Dataset excerpts:
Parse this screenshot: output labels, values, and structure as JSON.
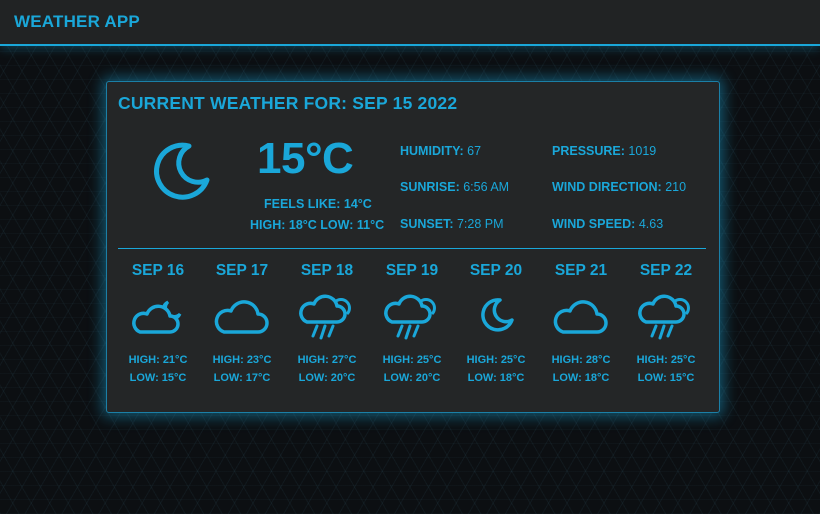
{
  "app": {
    "title": "WEATHER APP"
  },
  "current": {
    "title": "CURRENT WEATHER FOR: SEP 15 2022",
    "icon": "moon-icon",
    "temp": "15°C",
    "feels": "FEELS LIKE: 14°C",
    "hilo": "HIGH: 18°C LOW: 11°C",
    "stats": {
      "humidity": {
        "label": "HUMIDITY:",
        "value": "67"
      },
      "sunrise": {
        "label": "SUNRISE:",
        "value": "6:56 AM"
      },
      "sunset": {
        "label": "SUNSET:",
        "value": "7:28 PM"
      },
      "pressure": {
        "label": "PRESSURE:",
        "value": "1019"
      },
      "wind_direction": {
        "label": "WIND DIRECTION:",
        "value": "210"
      },
      "wind_speed": {
        "label": "WIND SPEED:",
        "value": "4.63"
      }
    }
  },
  "forecast": [
    {
      "date": "SEP 16",
      "icon": "cloud-moon-icon",
      "high": "HIGH: 21°C",
      "low": "LOW: 15°C"
    },
    {
      "date": "SEP 17",
      "icon": "cloud-icon",
      "high": "HIGH: 23°C",
      "low": "LOW: 17°C"
    },
    {
      "date": "SEP 18",
      "icon": "rain-cloud-icon",
      "high": "HIGH: 27°C",
      "low": "LOW: 20°C"
    },
    {
      "date": "SEP 19",
      "icon": "rain-cloud-icon",
      "high": "HIGH: 25°C",
      "low": "LOW: 20°C"
    },
    {
      "date": "SEP 20",
      "icon": "moon-icon",
      "high": "HIGH: 25°C",
      "low": "LOW: 18°C"
    },
    {
      "date": "SEP 21",
      "icon": "cloud-icon",
      "high": "HIGH: 28°C",
      "low": "LOW: 18°C"
    },
    {
      "date": "SEP 22",
      "icon": "rain-cloud-icon",
      "high": "HIGH: 25°C",
      "low": "LOW: 15°C"
    }
  ],
  "colors": {
    "accent": "#1aa7d9",
    "card": "#242627",
    "topbar": "#212324",
    "background": "#0c0f12"
  }
}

**Task to carry out**
Repeat the records above exactly, leaving out any pictures they contain.

**Output for this exercise**
Parse this screenshot: output labels, values, and structure as JSON.
{
  "app": {
    "title": "WEATHER APP"
  },
  "current": {
    "title": "CURRENT WEATHER FOR: SEP 15 2022",
    "icon": "moon-icon",
    "temp": "15°C",
    "feels": "FEELS LIKE: 14°C",
    "hilo": "HIGH: 18°C LOW: 11°C",
    "stats": {
      "humidity": {
        "label": "HUMIDITY:",
        "value": "67"
      },
      "sunrise": {
        "label": "SUNRISE:",
        "value": "6:56 AM"
      },
      "sunset": {
        "label": "SUNSET:",
        "value": "7:28 PM"
      },
      "pressure": {
        "label": "PRESSURE:",
        "value": "1019"
      },
      "wind_direction": {
        "label": "WIND DIRECTION:",
        "value": "210"
      },
      "wind_speed": {
        "label": "WIND SPEED:",
        "value": "4.63"
      }
    }
  },
  "forecast": [
    {
      "date": "SEP 16",
      "icon": "cloud-moon-icon",
      "high": "HIGH: 21°C",
      "low": "LOW: 15°C"
    },
    {
      "date": "SEP 17",
      "icon": "cloud-icon",
      "high": "HIGH: 23°C",
      "low": "LOW: 17°C"
    },
    {
      "date": "SEP 18",
      "icon": "rain-cloud-icon",
      "high": "HIGH: 27°C",
      "low": "LOW: 20°C"
    },
    {
      "date": "SEP 19",
      "icon": "rain-cloud-icon",
      "high": "HIGH: 25°C",
      "low": "LOW: 20°C"
    },
    {
      "date": "SEP 20",
      "icon": "moon-icon",
      "high": "HIGH: 25°C",
      "low": "LOW: 18°C"
    },
    {
      "date": "SEP 21",
      "icon": "cloud-icon",
      "high": "HIGH: 28°C",
      "low": "LOW: 18°C"
    },
    {
      "date": "SEP 22",
      "icon": "rain-cloud-icon",
      "high": "HIGH: 25°C",
      "low": "LOW: 15°C"
    }
  ],
  "colors": {
    "accent": "#1aa7d9",
    "card": "#242627",
    "topbar": "#212324",
    "background": "#0c0f12"
  }
}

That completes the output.